- _TASK DIRECTIONS_: Lines containing the string "낙찰가율" are to be counted; report only how many there are.

Figure record extracts:

+ + +

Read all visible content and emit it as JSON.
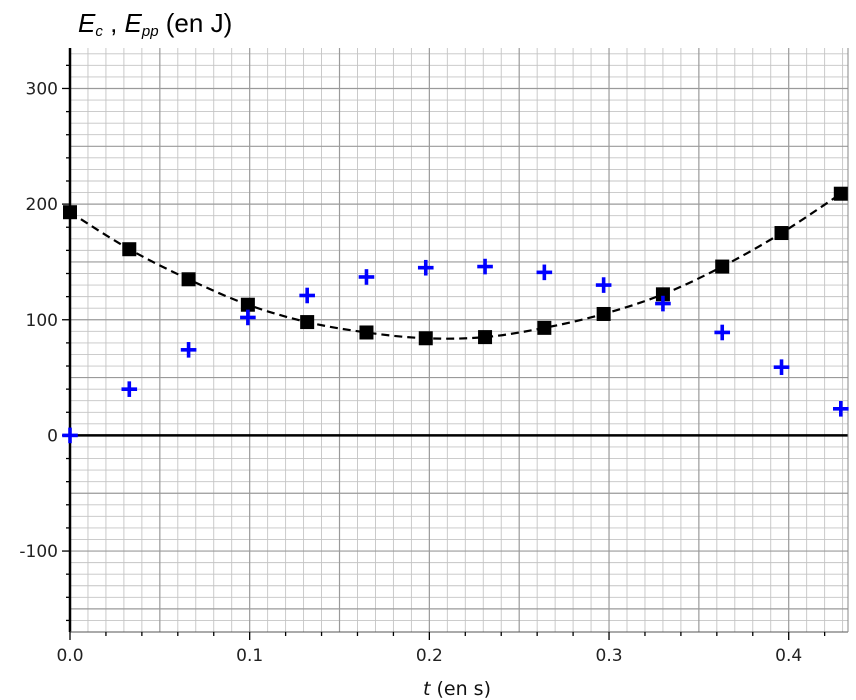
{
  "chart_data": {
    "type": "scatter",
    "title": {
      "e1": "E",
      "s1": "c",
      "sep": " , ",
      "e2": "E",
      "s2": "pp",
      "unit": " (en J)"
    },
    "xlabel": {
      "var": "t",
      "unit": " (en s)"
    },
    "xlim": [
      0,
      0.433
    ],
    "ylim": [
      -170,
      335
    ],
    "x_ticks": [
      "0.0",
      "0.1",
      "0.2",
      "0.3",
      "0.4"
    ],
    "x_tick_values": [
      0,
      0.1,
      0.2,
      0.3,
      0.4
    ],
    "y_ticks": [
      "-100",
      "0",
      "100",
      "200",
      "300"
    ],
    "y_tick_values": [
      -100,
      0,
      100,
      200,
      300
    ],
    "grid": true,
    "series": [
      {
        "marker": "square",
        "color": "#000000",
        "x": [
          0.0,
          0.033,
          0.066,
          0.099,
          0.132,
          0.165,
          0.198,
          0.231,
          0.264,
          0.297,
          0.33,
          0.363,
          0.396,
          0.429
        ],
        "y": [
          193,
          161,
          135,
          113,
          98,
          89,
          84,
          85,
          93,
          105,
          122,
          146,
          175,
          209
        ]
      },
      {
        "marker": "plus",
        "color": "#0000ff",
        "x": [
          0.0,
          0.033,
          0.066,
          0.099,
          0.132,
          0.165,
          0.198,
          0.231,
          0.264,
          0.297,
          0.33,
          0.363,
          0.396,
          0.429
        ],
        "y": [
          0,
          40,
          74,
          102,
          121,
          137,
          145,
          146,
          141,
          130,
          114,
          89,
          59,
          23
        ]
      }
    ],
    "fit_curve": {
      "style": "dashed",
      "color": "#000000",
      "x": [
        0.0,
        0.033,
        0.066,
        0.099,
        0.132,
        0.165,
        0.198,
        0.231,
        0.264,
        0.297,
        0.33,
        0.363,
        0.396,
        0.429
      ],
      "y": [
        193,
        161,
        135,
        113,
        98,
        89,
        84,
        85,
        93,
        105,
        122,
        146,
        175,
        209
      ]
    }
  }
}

+ + +

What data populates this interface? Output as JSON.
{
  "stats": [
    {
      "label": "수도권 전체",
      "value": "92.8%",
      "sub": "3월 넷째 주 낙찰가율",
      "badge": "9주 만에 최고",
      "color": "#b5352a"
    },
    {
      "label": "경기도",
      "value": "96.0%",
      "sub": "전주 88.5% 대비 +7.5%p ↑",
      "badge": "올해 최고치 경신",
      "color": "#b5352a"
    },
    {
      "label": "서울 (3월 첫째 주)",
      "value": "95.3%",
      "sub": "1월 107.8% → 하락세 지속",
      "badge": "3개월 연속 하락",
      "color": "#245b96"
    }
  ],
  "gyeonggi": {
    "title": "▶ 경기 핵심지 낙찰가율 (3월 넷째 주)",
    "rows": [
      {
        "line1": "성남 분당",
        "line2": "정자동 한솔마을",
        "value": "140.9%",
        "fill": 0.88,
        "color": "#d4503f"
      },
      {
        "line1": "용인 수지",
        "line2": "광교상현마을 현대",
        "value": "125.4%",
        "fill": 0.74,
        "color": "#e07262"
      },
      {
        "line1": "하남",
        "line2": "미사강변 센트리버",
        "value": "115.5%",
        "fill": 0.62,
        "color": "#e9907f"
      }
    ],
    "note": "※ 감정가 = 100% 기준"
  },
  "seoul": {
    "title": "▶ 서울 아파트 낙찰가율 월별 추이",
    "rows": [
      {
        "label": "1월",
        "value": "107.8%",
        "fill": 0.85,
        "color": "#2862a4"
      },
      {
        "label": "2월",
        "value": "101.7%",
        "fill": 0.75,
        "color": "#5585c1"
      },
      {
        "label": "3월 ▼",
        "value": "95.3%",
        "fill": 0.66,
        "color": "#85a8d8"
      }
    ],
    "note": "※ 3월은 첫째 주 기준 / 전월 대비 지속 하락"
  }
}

+ + +

- _WRITTEN RESPONSE_: 3